— TO BE DONE —
Filter the entries that follow, copying every line in which the word "unserer" appears.

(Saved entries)
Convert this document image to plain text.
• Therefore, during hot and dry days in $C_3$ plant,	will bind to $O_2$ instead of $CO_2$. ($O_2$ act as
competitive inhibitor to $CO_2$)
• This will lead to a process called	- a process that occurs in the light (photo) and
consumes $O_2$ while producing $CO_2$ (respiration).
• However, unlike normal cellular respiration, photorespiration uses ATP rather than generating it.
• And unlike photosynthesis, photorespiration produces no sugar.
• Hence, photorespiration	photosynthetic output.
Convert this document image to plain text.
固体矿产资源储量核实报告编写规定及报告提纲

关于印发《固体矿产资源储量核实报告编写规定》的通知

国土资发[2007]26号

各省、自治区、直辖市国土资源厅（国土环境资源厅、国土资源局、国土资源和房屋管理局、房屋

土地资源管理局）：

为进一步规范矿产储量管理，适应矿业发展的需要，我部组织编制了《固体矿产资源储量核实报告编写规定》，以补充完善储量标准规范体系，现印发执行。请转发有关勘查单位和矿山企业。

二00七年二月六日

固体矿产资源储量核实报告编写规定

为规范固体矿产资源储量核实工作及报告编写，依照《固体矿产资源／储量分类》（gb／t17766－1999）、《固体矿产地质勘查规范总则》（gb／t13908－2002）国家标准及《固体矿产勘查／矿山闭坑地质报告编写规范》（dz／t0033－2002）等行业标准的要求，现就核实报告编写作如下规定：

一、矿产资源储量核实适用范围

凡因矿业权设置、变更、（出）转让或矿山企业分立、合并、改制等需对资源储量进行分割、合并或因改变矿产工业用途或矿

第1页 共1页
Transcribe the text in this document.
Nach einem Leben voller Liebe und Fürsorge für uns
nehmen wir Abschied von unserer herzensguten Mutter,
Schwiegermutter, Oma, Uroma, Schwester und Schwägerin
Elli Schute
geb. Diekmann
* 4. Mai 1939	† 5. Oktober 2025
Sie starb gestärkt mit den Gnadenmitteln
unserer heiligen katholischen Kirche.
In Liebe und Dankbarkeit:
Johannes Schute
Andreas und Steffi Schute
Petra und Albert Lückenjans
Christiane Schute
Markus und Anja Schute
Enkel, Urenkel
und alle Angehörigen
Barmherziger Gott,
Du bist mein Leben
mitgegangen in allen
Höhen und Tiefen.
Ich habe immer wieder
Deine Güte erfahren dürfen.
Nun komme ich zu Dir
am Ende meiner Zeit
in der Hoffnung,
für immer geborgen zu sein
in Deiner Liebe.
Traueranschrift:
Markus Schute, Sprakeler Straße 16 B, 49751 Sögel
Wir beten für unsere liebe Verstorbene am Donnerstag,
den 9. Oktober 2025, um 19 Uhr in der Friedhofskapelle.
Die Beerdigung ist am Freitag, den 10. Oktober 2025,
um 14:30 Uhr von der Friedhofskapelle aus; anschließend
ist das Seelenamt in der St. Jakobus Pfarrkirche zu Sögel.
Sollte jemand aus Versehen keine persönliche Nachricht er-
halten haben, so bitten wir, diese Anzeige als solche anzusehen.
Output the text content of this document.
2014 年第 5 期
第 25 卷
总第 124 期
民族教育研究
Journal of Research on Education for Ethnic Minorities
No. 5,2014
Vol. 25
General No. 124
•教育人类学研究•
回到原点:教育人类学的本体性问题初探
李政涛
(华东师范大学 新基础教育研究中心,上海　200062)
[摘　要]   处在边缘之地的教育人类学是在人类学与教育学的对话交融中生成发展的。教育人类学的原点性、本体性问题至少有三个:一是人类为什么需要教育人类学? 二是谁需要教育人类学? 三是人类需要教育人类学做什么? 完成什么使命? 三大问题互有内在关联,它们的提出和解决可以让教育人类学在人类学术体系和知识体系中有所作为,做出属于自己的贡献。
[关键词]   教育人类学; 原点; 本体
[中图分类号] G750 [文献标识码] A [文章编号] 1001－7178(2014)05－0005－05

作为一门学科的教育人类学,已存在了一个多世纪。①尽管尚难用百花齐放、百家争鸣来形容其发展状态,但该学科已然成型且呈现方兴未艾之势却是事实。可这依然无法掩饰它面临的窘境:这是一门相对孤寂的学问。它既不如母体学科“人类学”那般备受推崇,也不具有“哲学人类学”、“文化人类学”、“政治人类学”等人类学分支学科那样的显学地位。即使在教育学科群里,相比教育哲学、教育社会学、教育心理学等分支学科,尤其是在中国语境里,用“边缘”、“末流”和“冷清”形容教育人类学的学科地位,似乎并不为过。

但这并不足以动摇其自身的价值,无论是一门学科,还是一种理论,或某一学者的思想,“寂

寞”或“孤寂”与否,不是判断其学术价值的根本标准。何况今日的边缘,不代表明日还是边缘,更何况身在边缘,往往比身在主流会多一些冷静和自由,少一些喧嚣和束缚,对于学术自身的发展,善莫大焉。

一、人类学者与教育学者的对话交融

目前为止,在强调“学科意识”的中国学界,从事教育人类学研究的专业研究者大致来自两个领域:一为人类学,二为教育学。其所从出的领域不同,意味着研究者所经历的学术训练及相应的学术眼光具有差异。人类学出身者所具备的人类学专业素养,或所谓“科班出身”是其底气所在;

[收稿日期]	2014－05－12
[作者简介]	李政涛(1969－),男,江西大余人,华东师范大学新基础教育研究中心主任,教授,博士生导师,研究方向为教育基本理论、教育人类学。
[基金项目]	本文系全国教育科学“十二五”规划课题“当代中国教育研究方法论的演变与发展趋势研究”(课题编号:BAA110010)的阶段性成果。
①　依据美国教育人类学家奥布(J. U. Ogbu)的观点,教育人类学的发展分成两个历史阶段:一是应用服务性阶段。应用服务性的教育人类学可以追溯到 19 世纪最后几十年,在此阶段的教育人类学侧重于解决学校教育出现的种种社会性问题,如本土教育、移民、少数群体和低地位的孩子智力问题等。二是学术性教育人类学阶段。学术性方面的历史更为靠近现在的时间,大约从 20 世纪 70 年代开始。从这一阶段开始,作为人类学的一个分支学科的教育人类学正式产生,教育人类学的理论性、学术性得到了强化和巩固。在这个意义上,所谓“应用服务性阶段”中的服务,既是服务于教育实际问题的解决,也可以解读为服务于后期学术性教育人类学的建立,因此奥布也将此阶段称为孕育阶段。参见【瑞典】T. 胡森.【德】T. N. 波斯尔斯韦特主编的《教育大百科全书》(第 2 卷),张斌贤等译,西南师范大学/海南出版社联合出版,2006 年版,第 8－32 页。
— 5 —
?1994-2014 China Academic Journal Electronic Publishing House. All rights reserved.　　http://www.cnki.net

— IN RESPONSE —
nehmen wir Abschied von unserer herzensguten Mutter,
unserer heiligen katholischen Kirche.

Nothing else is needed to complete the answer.